Given instruction
Pictures don't belong in the copy; print all the records exactly.

[Dataset records]

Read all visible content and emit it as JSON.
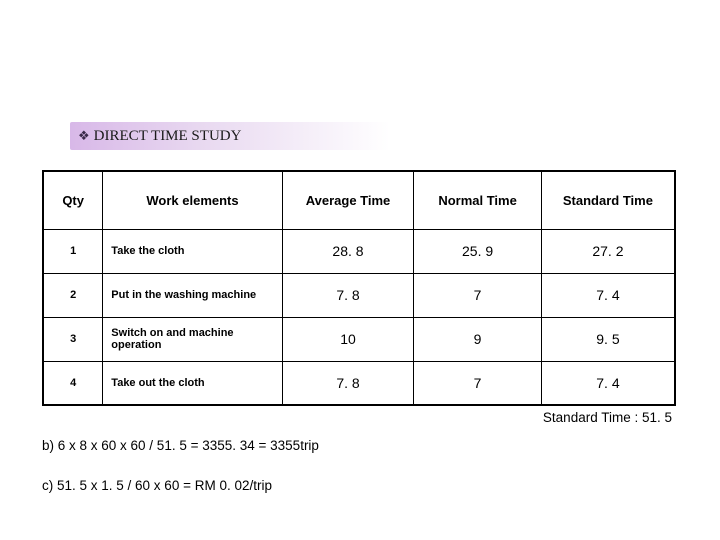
{
  "heading": {
    "bullet": "❖",
    "text": "DIRECT TIME STUDY"
  },
  "table": {
    "headers": {
      "qty": "Qty",
      "work": "Work elements",
      "avg": "Average Time",
      "norm": "Normal Time",
      "std": "Standard Time"
    },
    "rows": [
      {
        "qty": "1",
        "work": "Take the cloth",
        "avg": "28. 8",
        "norm": "25. 9",
        "std": "27. 2"
      },
      {
        "qty": "2",
        "work": "Put in the washing machine",
        "avg": "7. 8",
        "norm": "7",
        "std": "7. 4"
      },
      {
        "qty": "3",
        "work": "Switch on and machine operation",
        "avg": "10",
        "norm": "9",
        "std": "9. 5"
      },
      {
        "qty": "4",
        "work": "Take out the cloth",
        "avg": "7. 8",
        "norm": "7",
        "std": "7. 4"
      }
    ]
  },
  "std_note": "Standard Time : 51. 5",
  "calc_b": "b) 6 x 8 x 60 x 60 / 51. 5 = 3355. 34 = 3355trip",
  "calc_c": "c) 51. 5 x 1. 5 / 60 x 60 = RM 0. 02/trip",
  "colors": {
    "heading_gradient_start": "#d8b8e8",
    "heading_gradient_end": "#ffffff",
    "heading_text": "#1a1a1a",
    "table_border": "#000000",
    "background": "#ffffff"
  }
}
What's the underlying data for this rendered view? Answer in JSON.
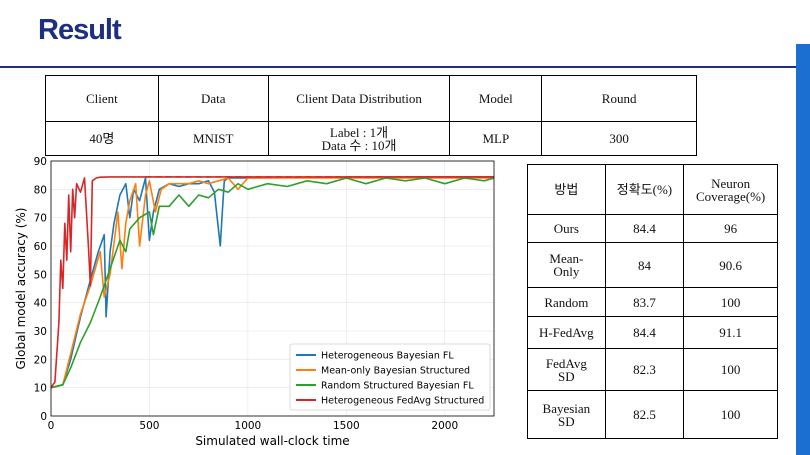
{
  "slide": {
    "title": "Result"
  },
  "top_table": {
    "headers": [
      "Client",
      "Data",
      "Client Data Distribution",
      "Model",
      "Round"
    ],
    "row": {
      "client": "40명",
      "data": "MNIST",
      "dist_line1": "Label : 1개",
      "dist_line2": "Data 수 : 10개",
      "model": "MLP",
      "round": "300"
    }
  },
  "side_table": {
    "headers": {
      "method": "방법",
      "accuracy": "정확도(%)",
      "coverage_line1": "Neuron",
      "coverage_line2": "Coverage(%)"
    },
    "rows": [
      {
        "m1": "Ours",
        "m2": "",
        "acc": "84.4",
        "cov": "96"
      },
      {
        "m1": "Mean-",
        "m2": "Only",
        "acc": "84",
        "cov": "90.6"
      },
      {
        "m1": "Random",
        "m2": "",
        "acc": "83.7",
        "cov": "100"
      },
      {
        "m1": "H-FedAvg",
        "m2": "",
        "acc": "84.4",
        "cov": "91.1"
      },
      {
        "m1": "FedAvg",
        "m2": "SD",
        "acc": "82.3",
        "cov": "100"
      },
      {
        "m1": "Bayesian",
        "m2": "SD",
        "acc": "82.5",
        "cov": "100"
      }
    ]
  },
  "chart_data": {
    "type": "line",
    "title": "",
    "xlabel": "Simulated wall-clock time",
    "ylabel": "Global model accuracy (%)",
    "xlim": [
      0,
      2250
    ],
    "ylim": [
      0,
      90
    ],
    "xticks": [
      0,
      500,
      1000,
      1500,
      2000
    ],
    "yticks": [
      0,
      10,
      20,
      30,
      40,
      50,
      60,
      70,
      80,
      90
    ],
    "grid": true,
    "legend_position": "lower-right",
    "series": [
      {
        "name": "Heterogeneous Bayesian FL",
        "color": "#1f77b4",
        "x": [
          0,
          60,
          100,
          150,
          200,
          240,
          270,
          280,
          300,
          320,
          350,
          380,
          400,
          420,
          450,
          480,
          500,
          520,
          550,
          600,
          650,
          700,
          750,
          800,
          830,
          850,
          860,
          870,
          880,
          900,
          950,
          1000,
          1500,
          2000,
          2250
        ],
        "y": [
          10,
          11,
          20,
          35,
          48,
          58,
          64,
          35,
          58,
          68,
          78,
          82,
          70,
          80,
          76,
          84,
          62,
          72,
          80,
          82,
          81,
          82,
          82,
          83,
          79,
          66,
          60,
          72,
          83,
          84,
          84,
          84,
          84.3,
          84.4,
          84.4
        ]
      },
      {
        "name": "Mean-only Bayesian Structured",
        "color": "#ff7f0e",
        "x": [
          0,
          60,
          100,
          150,
          200,
          250,
          270,
          300,
          340,
          360,
          380,
          400,
          430,
          450,
          480,
          500,
          530,
          560,
          600,
          650,
          700,
          750,
          800,
          850,
          900,
          950,
          1000,
          1500,
          2000,
          2250
        ],
        "y": [
          10,
          11,
          22,
          36,
          46,
          58,
          42,
          50,
          72,
          52,
          68,
          76,
          82,
          60,
          78,
          83,
          72,
          80,
          82,
          82,
          82,
          83,
          82,
          83,
          84,
          80,
          84,
          84,
          84,
          84
        ]
      },
      {
        "name": "Random Structured Bayesian FL",
        "color": "#2ca02c",
        "x": [
          0,
          60,
          100,
          150,
          200,
          250,
          300,
          350,
          380,
          400,
          450,
          500,
          520,
          550,
          600,
          650,
          700,
          750,
          800,
          850,
          900,
          950,
          1000,
          1100,
          1200,
          1300,
          1400,
          1500,
          1600,
          1700,
          1800,
          1900,
          2000,
          2100,
          2200,
          2250
        ],
        "y": [
          10,
          11,
          17,
          26,
          33,
          42,
          52,
          62,
          58,
          66,
          70,
          72,
          64,
          74,
          74,
          78,
          74,
          78,
          77,
          80,
          79,
          82,
          80,
          82,
          81,
          83,
          82,
          84,
          82,
          84,
          83,
          84,
          82,
          84,
          83,
          84
        ]
      },
      {
        "name": "Heterogeneous FedAvg Structured",
        "color": "#d62728",
        "x": [
          0,
          20,
          40,
          50,
          60,
          70,
          80,
          90,
          100,
          110,
          120,
          130,
          150,
          170,
          190,
          200,
          210,
          230,
          250,
          300,
          400,
          450,
          500,
          1000,
          1500,
          2000,
          2250
        ],
        "y": [
          10,
          12,
          33,
          55,
          45,
          68,
          55,
          78,
          58,
          80,
          70,
          82,
          79,
          84,
          60,
          46,
          83,
          84,
          84.3,
          84.4,
          84.4,
          84.4,
          84.4,
          84.4,
          84.4,
          84.4,
          84.4
        ]
      }
    ]
  }
}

Solution for this task
Read all visible content and emit it as JSON.
{
  "heading": {
    "bullet": "❖",
    "text": "DIRECT TIME STUDY"
  },
  "table": {
    "headers": {
      "qty": "Qty",
      "work": "Work elements",
      "avg": "Average Time",
      "norm": "Normal Time",
      "std": "Standard Time"
    },
    "rows": [
      {
        "qty": "1",
        "work": "Take the cloth",
        "avg": "28. 8",
        "norm": "25. 9",
        "std": "27. 2"
      },
      {
        "qty": "2",
        "work": "Put in the washing machine",
        "avg": "7. 8",
        "norm": "7",
        "std": "7. 4"
      },
      {
        "qty": "3",
        "work": "Switch on and machine operation",
        "avg": "10",
        "norm": "9",
        "std": "9. 5"
      },
      {
        "qty": "4",
        "work": "Take out the cloth",
        "avg": "7. 8",
        "norm": "7",
        "std": "7. 4"
      }
    ]
  },
  "std_note": "Standard Time : 51. 5",
  "calc_b": "b) 6 x 8 x 60 x 60 / 51. 5 = 3355. 34 = 3355trip",
  "calc_c": "c) 51. 5 x 1. 5 / 60 x 60 = RM 0. 02/trip",
  "colors": {
    "heading_gradient_start": "#d8b8e8",
    "heading_gradient_end": "#ffffff",
    "heading_text": "#1a1a1a",
    "table_border": "#000000",
    "background": "#ffffff"
  }
}
What's the underlying data for this rendered view? Answer in JSON.
{
  "slide": {
    "title": "Result"
  },
  "top_table": {
    "headers": [
      "Client",
      "Data",
      "Client Data Distribution",
      "Model",
      "Round"
    ],
    "row": {
      "client": "40명",
      "data": "MNIST",
      "dist_line1": "Label : 1개",
      "dist_line2": "Data 수 : 10개",
      "model": "MLP",
      "round": "300"
    }
  },
  "side_table": {
    "headers": {
      "method": "방법",
      "accuracy": "정확도(%)",
      "coverage_line1": "Neuron",
      "coverage_line2": "Coverage(%)"
    },
    "rows": [
      {
        "m1": "Ours",
        "m2": "",
        "acc": "84.4",
        "cov": "96"
      },
      {
        "m1": "Mean-",
        "m2": "Only",
        "acc": "84",
        "cov": "90.6"
      },
      {
        "m1": "Random",
        "m2": "",
        "acc": "83.7",
        "cov": "100"
      },
      {
        "m1": "H-FedAvg",
        "m2": "",
        "acc": "84.4",
        "cov": "91.1"
      },
      {
        "m1": "FedAvg",
        "m2": "SD",
        "acc": "82.3",
        "cov": "100"
      },
      {
        "m1": "Bayesian",
        "m2": "SD",
        "acc": "82.5",
        "cov": "100"
      }
    ]
  },
  "chart_data": {
    "type": "line",
    "title": "",
    "xlabel": "Simulated wall-clock time",
    "ylabel": "Global model accuracy (%)",
    "xlim": [
      0,
      2250
    ],
    "ylim": [
      0,
      90
    ],
    "xticks": [
      0,
      500,
      1000,
      1500,
      2000
    ],
    "yticks": [
      0,
      10,
      20,
      30,
      40,
      50,
      60,
      70,
      80,
      90
    ],
    "grid": true,
    "legend_position": "lower-right",
    "series": [
      {
        "name": "Heterogeneous Bayesian FL",
        "color": "#1f77b4",
        "x": [
          0,
          60,
          100,
          150,
          200,
          240,
          270,
          280,
          300,
          320,
          350,
          380,
          400,
          420,
          450,
          480,
          500,
          520,
          550,
          600,
          650,
          700,
          750,
          800,
          830,
          850,
          860,
          870,
          880,
          900,
          950,
          1000,
          1500,
          2000,
          2250
        ],
        "y": [
          10,
          11,
          20,
          35,
          48,
          58,
          64,
          35,
          58,
          68,
          78,
          82,
          70,
          80,
          76,
          84,
          62,
          72,
          80,
          82,
          81,
          82,
          82,
          83,
          79,
          66,
          60,
          72,
          83,
          84,
          84,
          84,
          84.3,
          84.4,
          84.4
        ]
      },
      {
        "name": "Mean-only Bayesian Structured",
        "color": "#ff7f0e",
        "x": [
          0,
          60,
          100,
          150,
          200,
          250,
          270,
          300,
          340,
          360,
          380,
          400,
          430,
          450,
          480,
          500,
          530,
          560,
          600,
          650,
          700,
          750,
          800,
          850,
          900,
          950,
          1000,
          1500,
          2000,
          2250
        ],
        "y": [
          10,
          11,
          22,
          36,
          46,
          58,
          42,
          50,
          72,
          52,
          68,
          76,
          82,
          60,
          78,
          83,
          72,
          80,
          82,
          82,
          82,
          83,
          82,
          83,
          84,
          80,
          84,
          84,
          84,
          84
        ]
      },
      {
        "name": "Random Structured Bayesian FL",
        "color": "#2ca02c",
        "x": [
          0,
          60,
          100,
          150,
          200,
          250,
          300,
          350,
          380,
          400,
          450,
          500,
          520,
          550,
          600,
          650,
          700,
          750,
          800,
          850,
          900,
          950,
          1000,
          1100,
          1200,
          1300,
          1400,
          1500,
          1600,
          1700,
          1800,
          1900,
          2000,
          2100,
          2200,
          2250
        ],
        "y": [
          10,
          11,
          17,
          26,
          33,
          42,
          52,
          62,
          58,
          66,
          70,
          72,
          64,
          74,
          74,
          78,
          74,
          78,
          77,
          80,
          79,
          82,
          80,
          82,
          81,
          83,
          82,
          84,
          82,
          84,
          83,
          84,
          82,
          84,
          83,
          84
        ]
      },
      {
        "name": "Heterogeneous FedAvg Structured",
        "color": "#d62728",
        "x": [
          0,
          20,
          40,
          50,
          60,
          70,
          80,
          90,
          100,
          110,
          120,
          130,
          150,
          170,
          190,
          200,
          210,
          230,
          250,
          300,
          400,
          450,
          500,
          1000,
          1500,
          2000,
          2250
        ],
        "y": [
          10,
          12,
          33,
          55,
          45,
          68,
          55,
          78,
          58,
          80,
          70,
          82,
          79,
          84,
          60,
          46,
          83,
          84,
          84.3,
          84.4,
          84.4,
          84.4,
          84.4,
          84.4,
          84.4,
          84.4,
          84.4
        ]
      }
    ]
  }
}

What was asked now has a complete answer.